··· Material provided ···

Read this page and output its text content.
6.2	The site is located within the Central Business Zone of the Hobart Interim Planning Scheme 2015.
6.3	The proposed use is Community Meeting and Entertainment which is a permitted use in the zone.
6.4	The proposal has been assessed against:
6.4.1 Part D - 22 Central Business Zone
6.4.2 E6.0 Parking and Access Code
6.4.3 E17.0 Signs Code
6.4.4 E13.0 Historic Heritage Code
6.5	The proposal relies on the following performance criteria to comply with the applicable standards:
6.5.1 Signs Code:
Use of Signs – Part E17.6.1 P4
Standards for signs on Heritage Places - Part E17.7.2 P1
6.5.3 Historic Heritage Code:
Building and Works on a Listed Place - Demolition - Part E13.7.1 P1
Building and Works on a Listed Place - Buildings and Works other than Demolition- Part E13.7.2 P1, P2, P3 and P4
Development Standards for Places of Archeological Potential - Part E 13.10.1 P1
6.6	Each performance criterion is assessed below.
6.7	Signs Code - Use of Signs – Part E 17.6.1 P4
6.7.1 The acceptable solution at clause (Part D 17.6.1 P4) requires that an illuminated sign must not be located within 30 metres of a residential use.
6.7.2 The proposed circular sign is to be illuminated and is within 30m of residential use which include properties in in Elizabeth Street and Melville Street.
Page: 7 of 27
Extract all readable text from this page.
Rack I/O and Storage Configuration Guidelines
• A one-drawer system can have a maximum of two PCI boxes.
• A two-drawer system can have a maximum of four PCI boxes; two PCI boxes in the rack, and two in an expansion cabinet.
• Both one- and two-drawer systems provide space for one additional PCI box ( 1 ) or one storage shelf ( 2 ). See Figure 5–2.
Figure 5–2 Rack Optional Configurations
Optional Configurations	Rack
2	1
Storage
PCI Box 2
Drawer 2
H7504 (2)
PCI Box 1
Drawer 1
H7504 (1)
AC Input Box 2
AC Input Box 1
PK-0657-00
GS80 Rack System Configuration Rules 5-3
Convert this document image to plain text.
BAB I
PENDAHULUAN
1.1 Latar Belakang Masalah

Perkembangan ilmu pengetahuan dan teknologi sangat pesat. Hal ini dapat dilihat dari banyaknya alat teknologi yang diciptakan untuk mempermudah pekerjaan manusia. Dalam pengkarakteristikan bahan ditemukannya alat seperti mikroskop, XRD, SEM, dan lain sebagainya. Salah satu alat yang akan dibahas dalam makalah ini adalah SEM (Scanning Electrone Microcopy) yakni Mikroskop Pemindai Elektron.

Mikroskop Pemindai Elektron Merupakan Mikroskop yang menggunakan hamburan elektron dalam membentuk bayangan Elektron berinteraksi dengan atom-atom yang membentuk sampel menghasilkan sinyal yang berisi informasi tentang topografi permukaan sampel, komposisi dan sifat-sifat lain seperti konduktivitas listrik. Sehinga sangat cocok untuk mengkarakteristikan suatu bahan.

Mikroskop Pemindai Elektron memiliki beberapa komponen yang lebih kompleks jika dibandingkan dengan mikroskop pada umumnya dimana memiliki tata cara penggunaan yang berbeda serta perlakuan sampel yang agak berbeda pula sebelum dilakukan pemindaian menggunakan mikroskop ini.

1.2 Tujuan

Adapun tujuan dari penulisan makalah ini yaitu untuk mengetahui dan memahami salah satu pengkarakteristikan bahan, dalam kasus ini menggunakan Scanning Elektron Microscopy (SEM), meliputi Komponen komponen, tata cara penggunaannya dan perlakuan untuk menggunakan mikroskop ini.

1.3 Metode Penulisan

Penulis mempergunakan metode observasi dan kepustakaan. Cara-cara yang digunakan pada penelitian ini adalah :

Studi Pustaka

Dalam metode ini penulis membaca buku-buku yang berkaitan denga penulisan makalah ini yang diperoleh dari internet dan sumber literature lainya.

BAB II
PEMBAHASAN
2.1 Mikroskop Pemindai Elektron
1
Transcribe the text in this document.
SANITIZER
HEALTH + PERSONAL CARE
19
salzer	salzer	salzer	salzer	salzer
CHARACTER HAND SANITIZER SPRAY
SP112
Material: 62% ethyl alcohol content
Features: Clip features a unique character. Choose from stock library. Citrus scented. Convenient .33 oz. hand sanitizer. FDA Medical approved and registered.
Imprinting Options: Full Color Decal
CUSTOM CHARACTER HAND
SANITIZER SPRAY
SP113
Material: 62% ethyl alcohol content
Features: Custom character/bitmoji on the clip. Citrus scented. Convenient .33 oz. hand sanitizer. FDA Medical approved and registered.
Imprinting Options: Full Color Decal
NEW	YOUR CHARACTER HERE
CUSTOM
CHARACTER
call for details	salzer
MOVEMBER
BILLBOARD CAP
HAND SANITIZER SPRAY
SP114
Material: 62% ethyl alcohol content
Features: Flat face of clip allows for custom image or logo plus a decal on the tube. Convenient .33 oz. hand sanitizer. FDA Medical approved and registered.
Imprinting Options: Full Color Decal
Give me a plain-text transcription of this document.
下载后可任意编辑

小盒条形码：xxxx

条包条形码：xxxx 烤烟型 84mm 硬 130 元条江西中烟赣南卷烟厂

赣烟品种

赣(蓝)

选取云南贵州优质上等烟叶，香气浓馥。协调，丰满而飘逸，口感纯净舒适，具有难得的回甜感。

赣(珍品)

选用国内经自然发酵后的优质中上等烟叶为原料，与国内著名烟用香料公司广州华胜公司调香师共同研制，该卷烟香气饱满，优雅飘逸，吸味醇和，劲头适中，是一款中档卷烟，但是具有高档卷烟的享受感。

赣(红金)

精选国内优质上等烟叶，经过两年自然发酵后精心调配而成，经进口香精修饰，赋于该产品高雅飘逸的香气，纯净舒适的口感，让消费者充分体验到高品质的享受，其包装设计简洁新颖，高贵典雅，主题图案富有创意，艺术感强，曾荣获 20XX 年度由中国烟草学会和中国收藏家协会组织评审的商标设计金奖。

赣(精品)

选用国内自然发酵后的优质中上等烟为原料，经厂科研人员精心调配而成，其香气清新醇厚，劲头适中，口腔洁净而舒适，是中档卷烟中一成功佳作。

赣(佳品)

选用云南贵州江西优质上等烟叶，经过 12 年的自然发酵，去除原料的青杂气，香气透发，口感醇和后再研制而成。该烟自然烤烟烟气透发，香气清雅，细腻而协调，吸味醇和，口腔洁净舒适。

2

···

Your instructions: Can you reproduce all the material exactly?

Finished answer:
Read this page and output its text content.
6.2	The site is located within the Central Business Zone of the Hobart Interim Planning Scheme 2015.
6.3	The proposed use is Community Meeting and Entertainment which is a permitted use in the zone.
6.4	The proposal has been assessed against:
6.4.1 Part D - 22 Central Business Zone
6.4.2 E6.0 Parking and Access Code
6.4.3 E17.0 Signs Code
6.4.4 E13.0 Historic Heritage Code
6.5	The proposal relies on the following performance criteria to comply with the applicable standards:
6.5.1 Signs Code:
Use of Signs – Part E17.6.1 P4
Standards for signs on Heritage Places - Part E17.7.2 P1
6.5.3 Historic Heritage Code:
Building and Works on a Listed Place - Demolition - Part E13.7.1 P1
Building and Works on a Listed Place - Buildings and Works other than Demolition- Part E13.7.2 P1, P2, P3 and P4
Development Standards for Places of Archeological Potential - Part E 13.10.1 P1
6.6	Each performance criterion is assessed below.
6.7	Signs Code - Use of Signs – Part E 17.6.1 P4
6.7.1 The acceptable solution at clause (Part D 17.6.1 P4) requires that an illuminated sign must not be located within 30 metres of a residential use.
6.7.2 The proposed circular sign is to be illuminated and is within 30m of residential use which include properties in in Elizabeth Street and Melville Street.
Page: 7 of 27
Extract all readable text from this page.
Rack I/O and Storage Configuration Guidelines
• A one-drawer system can have a maximum of two PCI boxes.
• A two-drawer system can have a maximum of four PCI boxes; two PCI boxes in the rack, and two in an expansion cabinet.
• Both one- and two-drawer systems provide space for one additional PCI box ( 1 ) or one storage shelf ( 2 ). See Figure 5–2.
Figure 5–2 Rack Optional Configurations
Optional Configurations	Rack
2	1
Storage
PCI Box 2
Drawer 2
H7504 (2)
PCI Box 1
Drawer 1
H7504 (1)
AC Input Box 2
AC Input Box 1
PK-0657-00
GS80 Rack System Configuration Rules 5-3
Convert this document image to plain text.
BAB I
PENDAHULUAN
1.1 Latar Belakang Masalah

Perkembangan ilmu pengetahuan dan teknologi sangat pesat. Hal ini dapat dilihat dari banyaknya alat teknologi yang diciptakan untuk mempermudah pekerjaan manusia. Dalam pengkarakteristikan bahan ditemukannya alat seperti mikroskop, XRD, SEM, dan lain sebagainya. Salah satu alat yang akan dibahas dalam makalah ini adalah SEM (Scanning Electrone Microcopy) yakni Mikroskop Pemindai Elektron.

Mikroskop Pemindai Elektron Merupakan Mikroskop yang menggunakan hamburan elektron dalam membentuk bayangan Elektron berinteraksi dengan atom-atom yang membentuk sampel menghasilkan sinyal yang berisi informasi tentang topografi permukaan sampel, komposisi dan sifat-sifat lain seperti konduktivitas listrik. Sehinga sangat cocok untuk mengkarakteristikan suatu bahan.

Mikroskop Pemindai Elektron memiliki beberapa komponen yang lebih kompleks jika dibandingkan dengan mikroskop pada umumnya dimana memiliki tata cara penggunaan yang berbeda serta perlakuan sampel yang agak berbeda pula sebelum dilakukan pemindaian menggunakan mikroskop ini.

1.2 Tujuan

Adapun tujuan dari penulisan makalah ini yaitu untuk mengetahui dan memahami salah satu pengkarakteristikan bahan, dalam kasus ini menggunakan Scanning Elektron Microscopy (SEM), meliputi Komponen komponen, tata cara penggunaannya dan perlakuan untuk menggunakan mikroskop ini.

1.3 Metode Penulisan

Penulis mempergunakan metode observasi dan kepustakaan. Cara-cara yang digunakan pada penelitian ini adalah :

Studi Pustaka

Dalam metode ini penulis membaca buku-buku yang berkaitan denga penulisan makalah ini yang diperoleh dari internet dan sumber literature lainya.

BAB II
PEMBAHASAN
2.1 Mikroskop Pemindai Elektron
1
Transcribe the text in this document.
SANITIZER
HEALTH + PERSONAL CARE
19
salzer	salzer	salzer	salzer	salzer
CHARACTER HAND SANITIZER SPRAY
SP112
Material: 62% ethyl alcohol content
Features: Clip features a unique character. Choose from stock library. Citrus scented. Convenient .33 oz. hand sanitizer. FDA Medical approved and registered.
Imprinting Options: Full Color Decal
CUSTOM CHARACTER HAND
SANITIZER SPRAY
SP113
Material: 62% ethyl alcohol content
Features: Custom character/bitmoji on the clip. Citrus scented. Convenient .33 oz. hand sanitizer. FDA Medical approved and registered.
Imprinting Options: Full Color Decal
NEW	YOUR CHARACTER HERE
CUSTOM
CHARACTER
call for details	salzer
MOVEMBER
BILLBOARD CAP
HAND SANITIZER SPRAY
SP114
Material: 62% ethyl alcohol content
Features: Flat face of clip allows for custom image or logo plus a decal on the tube. Convenient .33 oz. hand sanitizer. FDA Medical approved and registered.
Imprinting Options: Full Color Decal
Give me a plain-text transcription of this document.
下载后可任意编辑

小盒条形码：xxxx

条包条形码：xxxx 烤烟型 84mm 硬 130 元条江西中烟赣南卷烟厂

赣烟品种

赣(蓝)

选取云南贵州优质上等烟叶，香气浓馥。协调，丰满而飘逸，口感纯净舒适，具有难得的回甜感。

赣(珍品)

选用国内经自然发酵后的优质中上等烟叶为原料，与国内著名烟用香料公司广州华胜公司调香师共同研制，该卷烟香气饱满，优雅飘逸，吸味醇和，劲头适中，是一款中档卷烟，但是具有高档卷烟的享受感。

赣(红金)

精选国内优质上等烟叶，经过两年自然发酵后精心调配而成，经进口香精修饰，赋于该产品高雅飘逸的香气，纯净舒适的口感，让消费者充分体验到高品质的享受，其包装设计简洁新颖，高贵典雅，主题图案富有创意，艺术感强，曾荣获 20XX 年度由中国烟草学会和中国收藏家协会组织评审的商标设计金奖。

赣(精品)

选用国内自然发酵后的优质中上等烟为原料，经厂科研人员精心调配而成，其香气清新醇厚，劲头适中，口腔洁净而舒适，是中档卷烟中一成功佳作。

赣(佳品)

选用云南贵州江西优质上等烟叶，经过 12 年的自然发酵，去除原料的青杂气，香气透发，口感醇和后再研制而成。该烟自然烤烟烟气透发，香气清雅，细腻而协调，吸味醇和，口腔洁净舒适。

2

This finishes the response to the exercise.